> _Exercise_: Answer with one number: the count of lines in the listing below that hold the word "Total".

> _Task input_:
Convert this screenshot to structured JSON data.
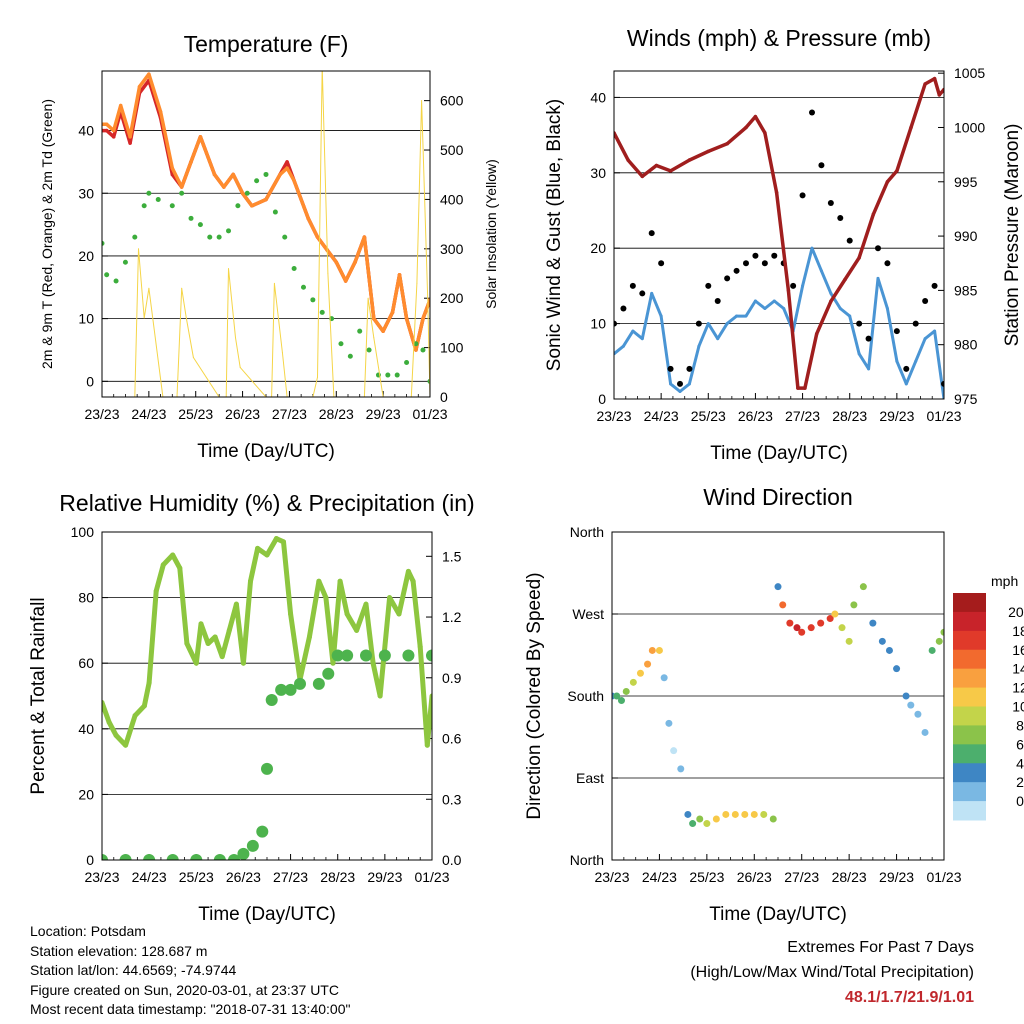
{
  "time_ticks": [
    "23/23",
    "24/23",
    "25/23",
    "26/23",
    "27/23",
    "28/23",
    "29/23",
    "01/23"
  ],
  "xlabel": "Time (Day/UTC)",
  "chart_data": [
    {
      "id": "temperature",
      "type": "line",
      "title": "Temperature (F)",
      "xlabel": "Time (Day/UTC)",
      "ylabel": "2m & 9m T (Red, Orange) & 2m Td (Green)",
      "y2label": "Solar Insolation (Yellow)",
      "ylim": [
        -2.5,
        49.5
      ],
      "y2lim": [
        0,
        660
      ],
      "yticks": [
        "0",
        "10",
        "20",
        "30",
        "40"
      ],
      "y2ticks": [
        "0",
        "100",
        "200",
        "300",
        "400",
        "500",
        "600"
      ],
      "grid": true,
      "series": [
        {
          "color": "#d62728",
          "kind": "line",
          "x": [
            0,
            0.1,
            0.25,
            0.4,
            0.6,
            0.8,
            1.0,
            1.25,
            1.5,
            1.7,
            1.9,
            2.1,
            2.4,
            2.6,
            2.8,
            3.0,
            3.2,
            3.5,
            3.8,
            3.95,
            4.1,
            4.4,
            4.6,
            4.8,
            5.0,
            5.2,
            5.4,
            5.6,
            5.8,
            6.0,
            6.2,
            6.35,
            6.5,
            6.7,
            6.85,
            7.0
          ],
          "y": [
            40,
            40,
            39,
            43,
            38,
            46,
            48,
            42,
            33,
            31,
            35,
            39,
            33,
            31,
            33,
            30,
            28,
            29,
            33,
            35,
            32,
            26,
            23,
            21,
            19,
            16,
            19,
            23,
            10,
            8,
            11,
            17,
            10,
            5,
            10,
            13
          ]
        },
        {
          "color": "#ff8c2e",
          "kind": "line",
          "x": [
            0,
            0.1,
            0.25,
            0.4,
            0.6,
            0.8,
            1.0,
            1.25,
            1.5,
            1.7,
            1.9,
            2.1,
            2.4,
            2.6,
            2.8,
            3.0,
            3.2,
            3.5,
            3.8,
            3.95,
            4.1,
            4.4,
            4.6,
            4.8,
            5.0,
            5.2,
            5.4,
            5.6,
            5.8,
            6.0,
            6.2,
            6.35,
            6.5,
            6.7,
            6.85,
            7.0
          ],
          "y": [
            41,
            41,
            40,
            44,
            39,
            47,
            49,
            43,
            34,
            31,
            35,
            39,
            33,
            31,
            33,
            30,
            28,
            29,
            33,
            34,
            32,
            26,
            23,
            21,
            19,
            16,
            19,
            23,
            10,
            8,
            11,
            17,
            10,
            5,
            10,
            13
          ]
        },
        {
          "color": "#3cad3c",
          "kind": "points",
          "x": [
            0,
            0.1,
            0.3,
            0.5,
            0.7,
            0.9,
            1.0,
            1.2,
            1.5,
            1.7,
            1.9,
            2.1,
            2.3,
            2.5,
            2.7,
            2.9,
            3.1,
            3.3,
            3.5,
            3.7,
            3.9,
            4.1,
            4.3,
            4.5,
            4.7,
            4.9,
            5.1,
            5.3,
            5.5,
            5.7,
            5.9,
            6.1,
            6.3,
            6.5,
            6.7,
            6.85,
            7.0
          ],
          "y": [
            22,
            17,
            16,
            19,
            23,
            28,
            30,
            29,
            28,
            30,
            26,
            25,
            23,
            23,
            24,
            28,
            30,
            32,
            33,
            27,
            23,
            18,
            15,
            13,
            11,
            10,
            6,
            4,
            8,
            5,
            1,
            1,
            1,
            3,
            6,
            5,
            0
          ]
        },
        {
          "color": "#f5d547",
          "kind": "line",
          "x": [
            0,
            0.7,
            0.78,
            0.9,
            1.0,
            1.3,
            1.6,
            1.7,
            1.8,
            1.95,
            2.5,
            2.65,
            2.7,
            2.85,
            2.95,
            3.5,
            3.62,
            3.68,
            3.85,
            3.95,
            4.5,
            4.6,
            4.7,
            4.82,
            4.95,
            5.6,
            5.68,
            5.8,
            5.9,
            6.0,
            6.6,
            6.72,
            6.82,
            6.95,
            7.0
          ],
          "y": [
            0,
            0,
            300,
            160,
            220,
            0,
            0,
            220,
            160,
            80,
            0,
            0,
            260,
            120,
            60,
            0,
            0,
            230,
            90,
            0,
            0,
            40,
            670,
            250,
            0,
            0,
            200,
            120,
            60,
            0,
            0,
            230,
            600,
            200,
            0
          ]
        }
      ]
    },
    {
      "id": "winds",
      "type": "line",
      "title": "Winds (mph) & Pressure (mb)",
      "xlabel": "Time (Day/UTC)",
      "ylabel": "Sonic Wind & Gust (Blue, Black)",
      "y2label": "Station Pressure (Maroon)",
      "ylim": [
        0,
        43.5
      ],
      "y2lim": [
        975,
        1005.2
      ],
      "yticks": [
        "0",
        "10",
        "20",
        "30",
        "40"
      ],
      "y2ticks": [
        "975",
        "980",
        "985",
        "990",
        "995",
        "1000",
        "1005"
      ],
      "grid": true,
      "series": [
        {
          "color": "#4a95d4",
          "kind": "line",
          "x": [
            0,
            0.2,
            0.4,
            0.6,
            0.8,
            1.0,
            1.2,
            1.4,
            1.6,
            1.8,
            2.0,
            2.2,
            2.4,
            2.6,
            2.8,
            3.0,
            3.2,
            3.4,
            3.6,
            3.8,
            4.0,
            4.2,
            4.4,
            4.6,
            4.8,
            5.0,
            5.2,
            5.4,
            5.6,
            5.8,
            6.0,
            6.2,
            6.4,
            6.6,
            6.8,
            7.0
          ],
          "y": [
            6,
            7,
            9,
            8,
            14,
            11,
            2,
            1,
            2,
            7,
            10,
            8,
            10,
            11,
            11,
            13,
            12,
            13,
            12,
            9,
            15,
            20,
            17,
            14,
            12,
            11,
            6,
            4,
            16,
            12,
            5,
            2,
            5,
            8,
            9,
            0
          ]
        },
        {
          "color": "#000000",
          "kind": "points",
          "x": [
            0,
            0.2,
            0.4,
            0.6,
            0.8,
            1.0,
            1.2,
            1.4,
            1.6,
            1.8,
            2.0,
            2.2,
            2.4,
            2.6,
            2.8,
            3.0,
            3.2,
            3.4,
            3.6,
            3.8,
            4.0,
            4.2,
            4.4,
            4.6,
            4.8,
            5.0,
            5.2,
            5.4,
            5.6,
            5.8,
            6.0,
            6.2,
            6.4,
            6.6,
            6.8,
            7.0
          ],
          "y": [
            10,
            12,
            15,
            14,
            22,
            18,
            4,
            2,
            4,
            10,
            15,
            13,
            16,
            17,
            18,
            19,
            18,
            19,
            18,
            15,
            27,
            38,
            31,
            26,
            24,
            21,
            10,
            8,
            20,
            18,
            9,
            4,
            10,
            13,
            15,
            2
          ]
        },
        {
          "color": "#a01e1e",
          "kind": "line",
          "x": [
            0,
            0.3,
            0.6,
            0.9,
            1.2,
            1.6,
            2.0,
            2.4,
            2.8,
            3.0,
            3.2,
            3.45,
            3.7,
            3.9,
            4.05,
            4.3,
            4.6,
            4.9,
            5.2,
            5.5,
            5.8,
            6.0,
            6.3,
            6.6,
            6.8,
            6.9,
            7.0
          ],
          "y": [
            999.5,
            997,
            995.5,
            996.5,
            996,
            997,
            997.8,
            998.5,
            1000,
            1001,
            999.5,
            994,
            985,
            976,
            976,
            981,
            984,
            986,
            988,
            992,
            995,
            996,
            1000,
            1004,
            1004.5,
            1003,
            1003.5
          ]
        }
      ]
    },
    {
      "id": "humidity",
      "type": "line",
      "title": "Relative Humidity (%) & Precipitation (in)",
      "xlabel": "Time (Day/UTC)",
      "ylabel": "Percent & Total Rainfall",
      "ylim": [
        0,
        100
      ],
      "y2lim": [
        0,
        1.62
      ],
      "yticks": [
        "0",
        "20",
        "40",
        "60",
        "80",
        "100"
      ],
      "y2ticks": [
        "0.0",
        "0.3",
        "0.6",
        "0.9",
        "1.2",
        "1.5"
      ],
      "grid": true,
      "series": [
        {
          "color": "#8dc63f",
          "kind": "line",
          "x": [
            0,
            0.15,
            0.3,
            0.5,
            0.7,
            0.9,
            1.0,
            1.15,
            1.3,
            1.5,
            1.65,
            1.8,
            2.0,
            2.1,
            2.25,
            2.4,
            2.55,
            2.7,
            2.85,
            3.0,
            3.15,
            3.3,
            3.5,
            3.7,
            3.85,
            4.0,
            4.2,
            4.4,
            4.6,
            4.75,
            4.9,
            5.05,
            5.2,
            5.4,
            5.6,
            5.75,
            5.9,
            6.1,
            6.3,
            6.5,
            6.6,
            6.75,
            6.9,
            7.0
          ],
          "y": [
            48,
            42,
            38,
            35,
            44,
            47,
            54,
            82,
            90,
            93,
            89,
            66,
            60,
            72,
            66,
            68,
            62,
            70,
            78,
            60,
            85,
            95,
            93,
            98,
            97,
            75,
            55,
            68,
            85,
            80,
            60,
            85,
            75,
            70,
            78,
            60,
            50,
            80,
            75,
            88,
            85,
            65,
            35,
            50
          ]
        },
        {
          "color": "#4db34d",
          "kind": "points",
          "x": [
            0,
            0.5,
            1.0,
            1.5,
            2.0,
            2.5,
            2.8,
            3.0,
            3.2,
            3.4,
            3.5,
            3.6,
            3.8,
            4.0,
            4.2,
            4.6,
            4.8,
            5.0,
            5.2,
            5.6,
            6.0,
            6.5,
            7.0
          ],
          "y": [
            0,
            0,
            0,
            0,
            0,
            0,
            0,
            0.03,
            0.07,
            0.14,
            0.45,
            0.79,
            0.84,
            0.84,
            0.87,
            0.87,
            0.92,
            1.01,
            1.01,
            1.01,
            1.01,
            1.01,
            1.01
          ]
        }
      ]
    },
    {
      "id": "direction",
      "type": "scatter",
      "title": "Wind Direction",
      "xlabel": "Time (Day/UTC)",
      "ylabel": "Direction (Colored By Speed)",
      "ylim": [
        0,
        360
      ],
      "yticks": [
        "North",
        "East",
        "South",
        "West",
        "North"
      ],
      "grid": true,
      "colorbar": {
        "unit": "mph",
        "labels": [
          "20+",
          "18",
          "16",
          "14",
          "12",
          "10",
          "8",
          "6",
          "4",
          "2",
          "0"
        ],
        "colors": [
          "#a51c1c",
          "#c8232a",
          "#e03a2a",
          "#f26a2e",
          "#f9a03f",
          "#f7c948",
          "#c3d44a",
          "#8bc34a",
          "#4caf6d",
          "#3e86c4",
          "#7ab8e3",
          "#bfe3f5"
        ]
      },
      "series": [
        {
          "kind": "points",
          "x": [
            0,
            0.1,
            0.2,
            0.3,
            0.45,
            0.6,
            0.75,
            0.85,
            1.0,
            1.1,
            1.2,
            1.3,
            1.45,
            1.6,
            1.7,
            1.85,
            2.0,
            2.2,
            2.4,
            2.6,
            2.8,
            3.0,
            3.2,
            3.4,
            3.5,
            3.6,
            3.75,
            3.9,
            4.0,
            4.2,
            4.4,
            4.6,
            4.7,
            4.85,
            5.0,
            5.1,
            5.3,
            5.5,
            5.7,
            5.85,
            6.0,
            6.2,
            6.3,
            6.45,
            6.6,
            6.75,
            6.9,
            7.0
          ],
          "y": [
            180,
            180,
            175,
            185,
            195,
            205,
            215,
            230,
            230,
            200,
            150,
            120,
            100,
            50,
            40,
            45,
            40,
            45,
            50,
            50,
            50,
            50,
            50,
            45,
            300,
            280,
            260,
            255,
            250,
            255,
            260,
            265,
            270,
            255,
            240,
            280,
            300,
            260,
            240,
            230,
            210,
            180,
            170,
            160,
            140,
            230,
            240,
            250
          ],
          "speed": [
            5,
            6,
            6,
            7,
            9,
            11,
            13,
            13,
            12,
            3,
            2,
            1,
            2,
            5,
            6,
            8,
            10,
            11,
            12,
            12,
            12,
            11,
            9,
            7,
            4,
            15,
            17,
            18,
            17,
            16,
            17,
            16,
            12,
            10,
            9,
            8,
            7,
            5,
            5,
            4,
            5,
            4,
            3,
            3,
            2,
            6,
            8,
            7
          ]
        }
      ]
    }
  ],
  "footer": {
    "location": "Location: Potsdam",
    "elevation": "Station elevation: 128.687 m",
    "latlon": "Station lat/lon: 44.6569; -74.9744",
    "created": "Figure created on Sun, 2020-03-01, at 23:37 UTC",
    "recent": "Most recent data timestamp: \"2018-07-31 13:40:00\""
  },
  "extremes": {
    "title": "Extremes For Past 7 Days",
    "subtitle": "(High/Low/Max Wind/Total Precipitation)",
    "values": "48.1/1.7/21.9/1.01"
  }
}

> _Final result_: 2